## WHAT THIS TASK INVOLVES
Quote every entry word for word.

Collected data entries

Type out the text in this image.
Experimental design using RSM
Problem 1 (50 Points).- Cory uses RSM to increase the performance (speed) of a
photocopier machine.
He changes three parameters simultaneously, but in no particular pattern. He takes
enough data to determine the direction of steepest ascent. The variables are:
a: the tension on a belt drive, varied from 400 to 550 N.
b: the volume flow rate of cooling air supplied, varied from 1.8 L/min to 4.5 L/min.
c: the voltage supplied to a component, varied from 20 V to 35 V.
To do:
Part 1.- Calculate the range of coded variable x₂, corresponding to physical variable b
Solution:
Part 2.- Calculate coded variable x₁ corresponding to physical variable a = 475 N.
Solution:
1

## FINISHED ANSWER
Type out the text in this image.
Experimental design using RSM
Problem 1 (50 Points).- Cory uses RSM to increase the performance (speed) of a
photocopier machine.
He changes three parameters simultaneously, but in no particular pattern. He takes
enough data to determine the direction of steepest ascent. The variables are:
a: the tension on a belt drive, varied from 400 to 550 N.
b: the volume flow rate of cooling air supplied, varied from 1.8 L/min to 4.5 L/min.
c: the voltage supplied to a component, varied from 20 V to 35 V.
To do:
Part 1.- Calculate the range of coded variable x₂, corresponding to physical variable b
Solution:
Part 2.- Calculate coded variable x₁ corresponding to physical variable a = 475 N.
Solution:
1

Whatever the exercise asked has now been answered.